(Collected data)

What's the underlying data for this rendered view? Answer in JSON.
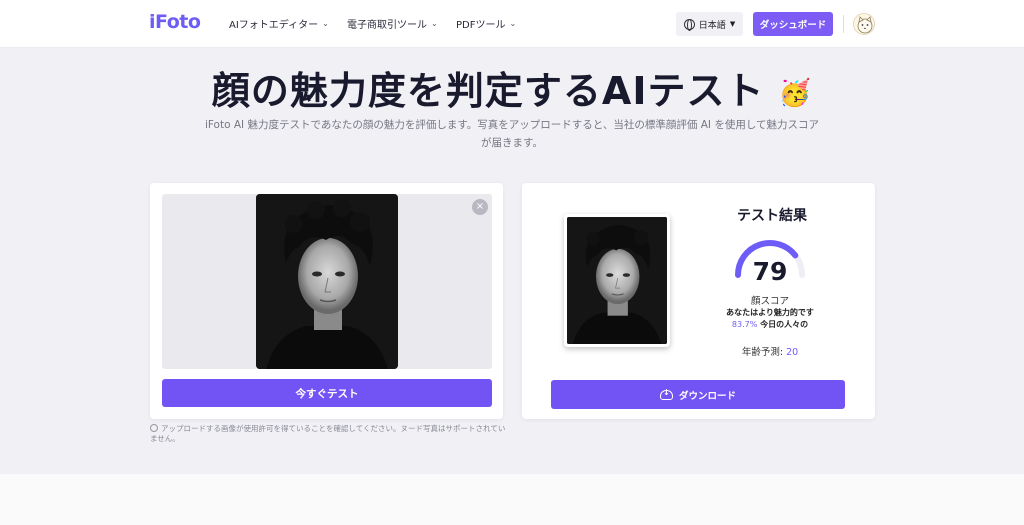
{
  "header": {
    "logo": "iFoto",
    "nav": [
      {
        "label": "AIフォトエディター"
      },
      {
        "label": "電子商取引ツール"
      },
      {
        "label": "PDFツール"
      }
    ],
    "language": "日本語",
    "dashboard_label": "ダッシュボード"
  },
  "hero": {
    "title": "顔の魅力度を判定するAIテスト",
    "emoji": "🥳",
    "description": "iFoto AI 魅力度テストであなたの顔の魅力を評価します。写真をアップロードすると、当社の標準顔評価 AI を使用して魅力スコアが届きます。"
  },
  "upload": {
    "close_label": "×",
    "test_button": "今すぐテスト",
    "disclaimer": "アップロードする画像が使用許可を得ていることを確認してください。ヌード写真はサポートされていません。"
  },
  "result": {
    "title": "テスト結果",
    "score": "79",
    "score_value": 79,
    "score_max": 100,
    "score_label": "顔スコア",
    "desc_prefix": "あなたはより魅力的です",
    "desc_pct": "83.7%",
    "desc_suffix": "今日の人々の",
    "age_label": "年齢予測:",
    "age_value": "20",
    "download_label": "ダウンロード"
  },
  "colors": {
    "accent": "#7254f5",
    "logo": "#6e5cf6",
    "background": "#f0f0f5"
  }
}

# WRITTEN PROBLEM:
Images in the records should not be copied. Repeat all the rest exactly.

# RESULT OF THE EXERCISE:
What's the underlying data for this rendered view? Answer in JSON.
{
  "header": {
    "logo": "iFoto",
    "nav": [
      {
        "label": "AIフォトエディター"
      },
      {
        "label": "電子商取引ツール"
      },
      {
        "label": "PDFツール"
      }
    ],
    "language": "日本語",
    "dashboard_label": "ダッシュボード"
  },
  "hero": {
    "title": "顔の魅力度を判定するAIテスト",
    "emoji": "🥳",
    "description": "iFoto AI 魅力度テストであなたの顔の魅力を評価します。写真をアップロードすると、当社の標準顔評価 AI を使用して魅力スコアが届きます。"
  },
  "upload": {
    "close_label": "×",
    "test_button": "今すぐテスト",
    "disclaimer": "アップロードする画像が使用許可を得ていることを確認してください。ヌード写真はサポートされていません。"
  },
  "result": {
    "title": "テスト結果",
    "score": "79",
    "score_value": 79,
    "score_max": 100,
    "score_label": "顔スコア",
    "desc_prefix": "あなたはより魅力的です",
    "desc_pct": "83.7%",
    "desc_suffix": "今日の人々の",
    "age_label": "年齢予測:",
    "age_value": "20",
    "download_label": "ダウンロード"
  },
  "colors": {
    "accent": "#7254f5",
    "logo": "#6e5cf6",
    "background": "#f0f0f5"
  }
}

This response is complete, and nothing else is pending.